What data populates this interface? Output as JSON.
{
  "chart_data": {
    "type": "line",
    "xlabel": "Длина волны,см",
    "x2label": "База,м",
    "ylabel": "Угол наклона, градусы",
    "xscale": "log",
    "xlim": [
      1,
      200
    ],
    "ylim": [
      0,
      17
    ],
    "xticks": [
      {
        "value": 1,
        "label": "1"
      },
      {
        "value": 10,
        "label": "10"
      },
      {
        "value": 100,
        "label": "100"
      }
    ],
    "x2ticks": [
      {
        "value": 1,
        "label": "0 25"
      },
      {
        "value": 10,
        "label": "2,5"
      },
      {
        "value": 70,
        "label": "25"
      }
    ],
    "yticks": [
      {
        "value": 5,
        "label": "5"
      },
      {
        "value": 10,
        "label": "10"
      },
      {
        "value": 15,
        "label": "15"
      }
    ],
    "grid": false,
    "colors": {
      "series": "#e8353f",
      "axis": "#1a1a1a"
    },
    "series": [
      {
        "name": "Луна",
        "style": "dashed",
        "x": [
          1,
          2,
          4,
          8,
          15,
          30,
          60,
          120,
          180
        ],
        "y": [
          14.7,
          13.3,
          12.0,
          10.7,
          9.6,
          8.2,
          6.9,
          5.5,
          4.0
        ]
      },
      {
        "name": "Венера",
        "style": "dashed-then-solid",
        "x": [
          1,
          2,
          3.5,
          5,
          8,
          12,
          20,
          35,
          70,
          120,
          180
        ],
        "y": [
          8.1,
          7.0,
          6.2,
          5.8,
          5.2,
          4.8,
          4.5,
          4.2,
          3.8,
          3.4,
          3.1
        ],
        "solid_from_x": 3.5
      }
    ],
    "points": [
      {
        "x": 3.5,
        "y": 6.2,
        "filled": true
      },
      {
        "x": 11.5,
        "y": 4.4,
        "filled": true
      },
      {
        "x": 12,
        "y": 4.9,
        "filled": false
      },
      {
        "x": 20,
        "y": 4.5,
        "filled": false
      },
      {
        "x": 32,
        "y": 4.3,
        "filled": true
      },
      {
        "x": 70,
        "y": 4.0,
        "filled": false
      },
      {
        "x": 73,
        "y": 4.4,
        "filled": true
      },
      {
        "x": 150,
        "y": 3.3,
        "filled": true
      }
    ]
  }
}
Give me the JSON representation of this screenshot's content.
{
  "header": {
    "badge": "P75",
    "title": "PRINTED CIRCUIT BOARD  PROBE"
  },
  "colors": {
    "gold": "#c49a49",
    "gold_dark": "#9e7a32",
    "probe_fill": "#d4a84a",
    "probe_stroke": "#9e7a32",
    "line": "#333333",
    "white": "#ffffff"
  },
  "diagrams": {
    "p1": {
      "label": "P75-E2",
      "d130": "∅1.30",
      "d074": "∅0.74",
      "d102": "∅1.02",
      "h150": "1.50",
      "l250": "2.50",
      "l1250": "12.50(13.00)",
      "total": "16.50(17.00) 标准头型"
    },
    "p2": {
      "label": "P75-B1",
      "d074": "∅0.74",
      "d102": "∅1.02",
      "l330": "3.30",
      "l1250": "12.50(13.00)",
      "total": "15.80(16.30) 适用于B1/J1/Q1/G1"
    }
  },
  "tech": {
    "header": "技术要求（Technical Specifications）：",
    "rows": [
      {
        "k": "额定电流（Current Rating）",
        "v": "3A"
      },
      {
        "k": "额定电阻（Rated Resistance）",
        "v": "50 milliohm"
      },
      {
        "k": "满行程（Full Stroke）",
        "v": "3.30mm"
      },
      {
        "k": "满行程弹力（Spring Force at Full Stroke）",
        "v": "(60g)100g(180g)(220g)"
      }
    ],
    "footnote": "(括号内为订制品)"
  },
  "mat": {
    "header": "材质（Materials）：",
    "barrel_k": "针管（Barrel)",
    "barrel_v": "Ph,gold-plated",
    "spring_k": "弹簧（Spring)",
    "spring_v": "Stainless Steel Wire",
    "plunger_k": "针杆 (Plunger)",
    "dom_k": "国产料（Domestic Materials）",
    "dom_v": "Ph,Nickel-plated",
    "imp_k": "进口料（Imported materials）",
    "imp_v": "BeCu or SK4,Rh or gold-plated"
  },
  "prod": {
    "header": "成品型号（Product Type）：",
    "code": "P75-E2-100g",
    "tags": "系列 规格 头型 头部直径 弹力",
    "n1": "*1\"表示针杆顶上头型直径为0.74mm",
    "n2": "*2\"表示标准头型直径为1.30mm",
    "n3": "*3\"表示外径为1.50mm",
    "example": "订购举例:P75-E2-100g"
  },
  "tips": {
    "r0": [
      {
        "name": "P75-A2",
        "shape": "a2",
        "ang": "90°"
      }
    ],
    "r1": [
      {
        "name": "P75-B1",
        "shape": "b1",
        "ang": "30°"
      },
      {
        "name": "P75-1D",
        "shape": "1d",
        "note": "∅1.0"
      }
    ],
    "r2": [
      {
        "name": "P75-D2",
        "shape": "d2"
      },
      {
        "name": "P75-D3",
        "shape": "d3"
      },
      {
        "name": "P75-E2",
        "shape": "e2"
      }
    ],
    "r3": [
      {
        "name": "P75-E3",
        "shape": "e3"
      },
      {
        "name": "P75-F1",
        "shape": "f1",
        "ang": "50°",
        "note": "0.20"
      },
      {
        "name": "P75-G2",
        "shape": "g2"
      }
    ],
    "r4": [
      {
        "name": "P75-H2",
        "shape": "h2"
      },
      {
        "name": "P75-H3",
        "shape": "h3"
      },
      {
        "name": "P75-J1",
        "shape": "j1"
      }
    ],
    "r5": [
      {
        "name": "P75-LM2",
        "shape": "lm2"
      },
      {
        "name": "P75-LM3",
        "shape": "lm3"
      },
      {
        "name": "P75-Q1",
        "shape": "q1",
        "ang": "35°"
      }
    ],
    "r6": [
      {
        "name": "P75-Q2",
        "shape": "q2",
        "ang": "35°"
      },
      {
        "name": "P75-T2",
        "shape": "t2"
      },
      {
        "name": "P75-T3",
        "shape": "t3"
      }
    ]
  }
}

● **GOAL**
Copy the entries above exactly, leaving none out.

● **WRITTEN RESPONSE**
What data populates this interface? Output as JSON.
{
  "chart_data": {
    "type": "line",
    "xlabel": "Длина волны,см",
    "x2label": "База,м",
    "ylabel": "Угол наклона, градусы",
    "xscale": "log",
    "xlim": [
      1,
      200
    ],
    "ylim": [
      0,
      17
    ],
    "xticks": [
      {
        "value": 1,
        "label": "1"
      },
      {
        "value": 10,
        "label": "10"
      },
      {
        "value": 100,
        "label": "100"
      }
    ],
    "x2ticks": [
      {
        "value": 1,
        "label": "0 25"
      },
      {
        "value": 10,
        "label": "2,5"
      },
      {
        "value": 70,
        "label": "25"
      }
    ],
    "yticks": [
      {
        "value": 5,
        "label": "5"
      },
      {
        "value": 10,
        "label": "10"
      },
      {
        "value": 15,
        "label": "15"
      }
    ],
    "grid": false,
    "colors": {
      "series": "#e8353f",
      "axis": "#1a1a1a"
    },
    "series": [
      {
        "name": "Луна",
        "style": "dashed",
        "x": [
          1,
          2,
          4,
          8,
          15,
          30,
          60,
          120,
          180
        ],
        "y": [
          14.7,
          13.3,
          12.0,
          10.7,
          9.6,
          8.2,
          6.9,
          5.5,
          4.0
        ]
      },
      {
        "name": "Венера",
        "style": "dashed-then-solid",
        "x": [
          1,
          2,
          3.5,
          5,
          8,
          12,
          20,
          35,
          70,
          120,
          180
        ],
        "y": [
          8.1,
          7.0,
          6.2,
          5.8,
          5.2,
          4.8,
          4.5,
          4.2,
          3.8,
          3.4,
          3.1
        ],
        "solid_from_x": 3.5
      }
    ],
    "points": [
      {
        "x": 3.5,
        "y": 6.2,
        "filled": true
      },
      {
        "x": 11.5,
        "y": 4.4,
        "filled": true
      },
      {
        "x": 12,
        "y": 4.9,
        "filled": false
      },
      {
        "x": 20,
        "y": 4.5,
        "filled": false
      },
      {
        "x": 32,
        "y": 4.3,
        "filled": true
      },
      {
        "x": 70,
        "y": 4.0,
        "filled": false
      },
      {
        "x": 73,
        "y": 4.4,
        "filled": true
      },
      {
        "x": 150,
        "y": 3.3,
        "filled": true
      }
    ]
  }
}
Give me the JSON representation of this screenshot's content.
{
  "header": {
    "badge": "P75",
    "title": "PRINTED CIRCUIT BOARD  PROBE"
  },
  "colors": {
    "gold": "#c49a49",
    "gold_dark": "#9e7a32",
    "probe_fill": "#d4a84a",
    "probe_stroke": "#9e7a32",
    "line": "#333333",
    "white": "#ffffff"
  },
  "diagrams": {
    "p1": {
      "label": "P75-E2",
      "d130": "∅1.30",
      "d074": "∅0.74",
      "d102": "∅1.02",
      "h150": "1.50",
      "l250": "2.50",
      "l1250": "12.50(13.00)",
      "total": "16.50(17.00) 标准头型"
    },
    "p2": {
      "label": "P75-B1",
      "d074": "∅0.74",
      "d102": "∅1.02",
      "l330": "3.30",
      "l1250": "12.50(13.00)",
      "total": "15.80(16.30) 适用于B1/J1/Q1/G1"
    }
  },
  "tech": {
    "header": "技术要求（Technical Specifications）：",
    "rows": [
      {
        "k": "额定电流（Current Rating）",
        "v": "3A"
      },
      {
        "k": "额定电阻（Rated Resistance）",
        "v": "50 milliohm"
      },
      {
        "k": "满行程（Full Stroke）",
        "v": "3.30mm"
      },
      {
        "k": "满行程弹力（Spring Force at Full Stroke）",
        "v": "(60g)100g(180g)(220g)"
      }
    ],
    "footnote": "(括号内为订制品)"
  },
  "mat": {
    "header": "材质（Materials）：",
    "barrel_k": "针管（Barrel)",
    "barrel_v": "Ph,gold-plated",
    "spring_k": "弹簧（Spring)",
    "spring_v": "Stainless Steel Wire",
    "plunger_k": "针杆 (Plunger)",
    "dom_k": "国产料（Domestic Materials）",
    "dom_v": "Ph,Nickel-plated",
    "imp_k": "进口料（Imported materials）",
    "imp_v": "BeCu or SK4,Rh or gold-plated"
  },
  "prod": {
    "header": "成品型号（Product Type）：",
    "code": "P75-E2-100g",
    "tags": "系列 规格 头型 头部直径 弹力",
    "n1": "*1\"表示针杆顶上头型直径为0.74mm",
    "n2": "*2\"表示标准头型直径为1.30mm",
    "n3": "*3\"表示外径为1.50mm",
    "example": "订购举例:P75-E2-100g"
  },
  "tips": {
    "r0": [
      {
        "name": "P75-A2",
        "shape": "a2",
        "ang": "90°"
      }
    ],
    "r1": [
      {
        "name": "P75-B1",
        "shape": "b1",
        "ang": "30°"
      },
      {
        "name": "P75-1D",
        "shape": "1d",
        "note": "∅1.0"
      }
    ],
    "r2": [
      {
        "name": "P75-D2",
        "shape": "d2"
      },
      {
        "name": "P75-D3",
        "shape": "d3"
      },
      {
        "name": "P75-E2",
        "shape": "e2"
      }
    ],
    "r3": [
      {
        "name": "P75-E3",
        "shape": "e3"
      },
      {
        "name": "P75-F1",
        "shape": "f1",
        "ang": "50°",
        "note": "0.20"
      },
      {
        "name": "P75-G2",
        "shape": "g2"
      }
    ],
    "r4": [
      {
        "name": "P75-H2",
        "shape": "h2"
      },
      {
        "name": "P75-H3",
        "shape": "h3"
      },
      {
        "name": "P75-J1",
        "shape": "j1"
      }
    ],
    "r5": [
      {
        "name": "P75-LM2",
        "shape": "lm2"
      },
      {
        "name": "P75-LM3",
        "shape": "lm3"
      },
      {
        "name": "P75-Q1",
        "shape": "q1",
        "ang": "35°"
      }
    ],
    "r6": [
      {
        "name": "P75-Q2",
        "shape": "q2",
        "ang": "35°"
      },
      {
        "name": "P75-T2",
        "shape": "t2"
      },
      {
        "name": "P75-T3",
        "shape": "t3"
      }
    ]
  }
}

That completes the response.